=== RAW DATA ===
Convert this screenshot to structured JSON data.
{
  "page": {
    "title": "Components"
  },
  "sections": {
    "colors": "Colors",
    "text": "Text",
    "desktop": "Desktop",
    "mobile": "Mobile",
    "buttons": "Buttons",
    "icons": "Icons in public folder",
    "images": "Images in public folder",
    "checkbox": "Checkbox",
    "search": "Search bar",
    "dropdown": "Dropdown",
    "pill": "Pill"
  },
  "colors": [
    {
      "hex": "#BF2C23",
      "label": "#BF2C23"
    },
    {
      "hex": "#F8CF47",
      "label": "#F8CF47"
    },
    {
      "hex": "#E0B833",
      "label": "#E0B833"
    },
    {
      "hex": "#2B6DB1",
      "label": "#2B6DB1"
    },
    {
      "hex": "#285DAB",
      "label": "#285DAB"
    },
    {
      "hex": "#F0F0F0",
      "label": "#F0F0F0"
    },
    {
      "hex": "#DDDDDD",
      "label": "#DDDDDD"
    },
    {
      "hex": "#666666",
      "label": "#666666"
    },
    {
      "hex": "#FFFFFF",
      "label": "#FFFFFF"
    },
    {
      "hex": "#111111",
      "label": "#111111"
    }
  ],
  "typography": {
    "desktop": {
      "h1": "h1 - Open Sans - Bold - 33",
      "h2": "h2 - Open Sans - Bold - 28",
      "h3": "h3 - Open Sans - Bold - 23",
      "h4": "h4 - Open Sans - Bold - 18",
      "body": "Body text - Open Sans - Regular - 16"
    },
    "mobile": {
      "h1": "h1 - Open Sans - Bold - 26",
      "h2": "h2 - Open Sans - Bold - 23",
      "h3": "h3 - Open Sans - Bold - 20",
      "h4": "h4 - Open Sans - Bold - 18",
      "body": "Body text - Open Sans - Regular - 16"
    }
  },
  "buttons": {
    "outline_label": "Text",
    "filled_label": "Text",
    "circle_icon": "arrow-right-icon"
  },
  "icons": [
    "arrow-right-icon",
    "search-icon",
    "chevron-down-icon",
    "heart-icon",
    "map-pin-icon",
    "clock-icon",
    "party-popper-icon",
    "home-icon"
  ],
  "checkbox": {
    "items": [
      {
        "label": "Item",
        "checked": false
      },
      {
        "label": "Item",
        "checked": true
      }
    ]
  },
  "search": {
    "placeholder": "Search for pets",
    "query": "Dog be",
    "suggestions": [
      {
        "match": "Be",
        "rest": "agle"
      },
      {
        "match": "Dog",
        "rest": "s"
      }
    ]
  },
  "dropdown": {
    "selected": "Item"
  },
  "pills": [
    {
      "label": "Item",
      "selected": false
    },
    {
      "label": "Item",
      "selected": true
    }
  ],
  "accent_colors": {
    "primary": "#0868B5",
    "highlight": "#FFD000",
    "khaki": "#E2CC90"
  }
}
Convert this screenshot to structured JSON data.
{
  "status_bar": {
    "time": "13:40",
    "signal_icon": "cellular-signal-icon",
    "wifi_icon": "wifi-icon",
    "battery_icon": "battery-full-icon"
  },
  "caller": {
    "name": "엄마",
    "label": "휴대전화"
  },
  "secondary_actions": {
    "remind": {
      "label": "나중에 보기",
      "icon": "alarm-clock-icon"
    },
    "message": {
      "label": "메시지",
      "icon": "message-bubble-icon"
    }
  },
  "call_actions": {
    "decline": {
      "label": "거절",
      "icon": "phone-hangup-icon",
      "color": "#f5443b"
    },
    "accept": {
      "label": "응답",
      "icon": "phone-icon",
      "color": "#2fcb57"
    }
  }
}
===
*STATED GOAL*.
Reply with nothing except the number of lines in the listing above that include "folder".

*ANSWER TO THIS PROBLEM*.
2